Goal | List every line below containing "Bentuk".

Dataset entries |
BEGIN

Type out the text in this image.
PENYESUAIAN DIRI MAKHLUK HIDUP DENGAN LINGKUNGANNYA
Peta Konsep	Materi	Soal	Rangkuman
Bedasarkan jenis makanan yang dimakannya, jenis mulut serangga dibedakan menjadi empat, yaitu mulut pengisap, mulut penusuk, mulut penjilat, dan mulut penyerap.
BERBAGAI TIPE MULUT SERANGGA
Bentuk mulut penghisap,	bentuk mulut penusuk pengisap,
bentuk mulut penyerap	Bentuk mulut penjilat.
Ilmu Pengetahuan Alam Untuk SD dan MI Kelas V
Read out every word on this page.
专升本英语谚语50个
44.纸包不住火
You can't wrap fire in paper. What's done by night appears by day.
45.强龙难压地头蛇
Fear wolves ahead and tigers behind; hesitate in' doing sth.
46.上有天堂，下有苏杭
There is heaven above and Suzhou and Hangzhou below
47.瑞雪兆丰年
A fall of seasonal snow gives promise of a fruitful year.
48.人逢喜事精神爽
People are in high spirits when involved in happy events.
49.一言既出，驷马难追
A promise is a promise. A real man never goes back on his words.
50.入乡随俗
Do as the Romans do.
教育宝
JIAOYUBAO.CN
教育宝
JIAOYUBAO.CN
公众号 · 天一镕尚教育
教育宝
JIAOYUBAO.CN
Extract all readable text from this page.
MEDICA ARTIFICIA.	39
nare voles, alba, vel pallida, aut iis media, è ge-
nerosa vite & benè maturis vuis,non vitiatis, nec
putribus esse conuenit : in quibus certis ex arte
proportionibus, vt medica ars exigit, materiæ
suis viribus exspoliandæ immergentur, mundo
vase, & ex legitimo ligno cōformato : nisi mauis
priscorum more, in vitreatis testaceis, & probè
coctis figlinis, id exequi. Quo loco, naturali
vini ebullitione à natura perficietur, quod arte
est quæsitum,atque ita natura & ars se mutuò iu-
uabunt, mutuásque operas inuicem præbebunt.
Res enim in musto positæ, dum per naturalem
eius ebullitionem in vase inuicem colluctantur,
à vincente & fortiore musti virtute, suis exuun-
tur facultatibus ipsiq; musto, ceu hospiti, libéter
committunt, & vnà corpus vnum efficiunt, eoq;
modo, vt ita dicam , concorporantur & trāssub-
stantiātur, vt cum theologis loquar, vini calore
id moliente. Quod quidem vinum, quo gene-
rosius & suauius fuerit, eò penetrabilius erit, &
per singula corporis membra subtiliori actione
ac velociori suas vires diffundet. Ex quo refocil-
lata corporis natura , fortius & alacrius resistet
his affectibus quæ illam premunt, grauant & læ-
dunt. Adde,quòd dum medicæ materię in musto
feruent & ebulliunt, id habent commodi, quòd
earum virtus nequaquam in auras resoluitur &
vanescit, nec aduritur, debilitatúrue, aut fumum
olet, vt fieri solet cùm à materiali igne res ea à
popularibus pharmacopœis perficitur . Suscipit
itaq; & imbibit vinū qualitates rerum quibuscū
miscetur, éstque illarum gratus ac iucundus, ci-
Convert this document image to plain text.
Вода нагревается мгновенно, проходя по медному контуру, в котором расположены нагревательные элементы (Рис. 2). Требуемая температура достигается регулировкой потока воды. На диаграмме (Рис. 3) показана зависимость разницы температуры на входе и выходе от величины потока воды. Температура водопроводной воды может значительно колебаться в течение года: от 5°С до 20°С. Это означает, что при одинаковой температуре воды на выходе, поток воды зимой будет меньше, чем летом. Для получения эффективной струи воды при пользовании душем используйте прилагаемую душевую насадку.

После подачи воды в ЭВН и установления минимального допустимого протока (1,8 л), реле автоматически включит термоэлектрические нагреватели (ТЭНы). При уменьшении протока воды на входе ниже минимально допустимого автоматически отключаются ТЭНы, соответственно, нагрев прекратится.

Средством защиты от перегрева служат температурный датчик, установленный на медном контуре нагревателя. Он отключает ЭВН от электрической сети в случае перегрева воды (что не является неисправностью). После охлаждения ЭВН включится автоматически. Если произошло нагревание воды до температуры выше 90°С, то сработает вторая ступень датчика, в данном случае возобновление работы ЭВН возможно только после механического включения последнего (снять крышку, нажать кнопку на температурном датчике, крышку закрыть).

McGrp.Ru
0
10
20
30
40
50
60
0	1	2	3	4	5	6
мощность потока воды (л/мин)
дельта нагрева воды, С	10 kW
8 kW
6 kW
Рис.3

END

Reply |
Bentuk mulut penghisap,	bentuk mulut penusuk pengisap,
bentuk mulut penyerap	Bentuk mulut penjilat.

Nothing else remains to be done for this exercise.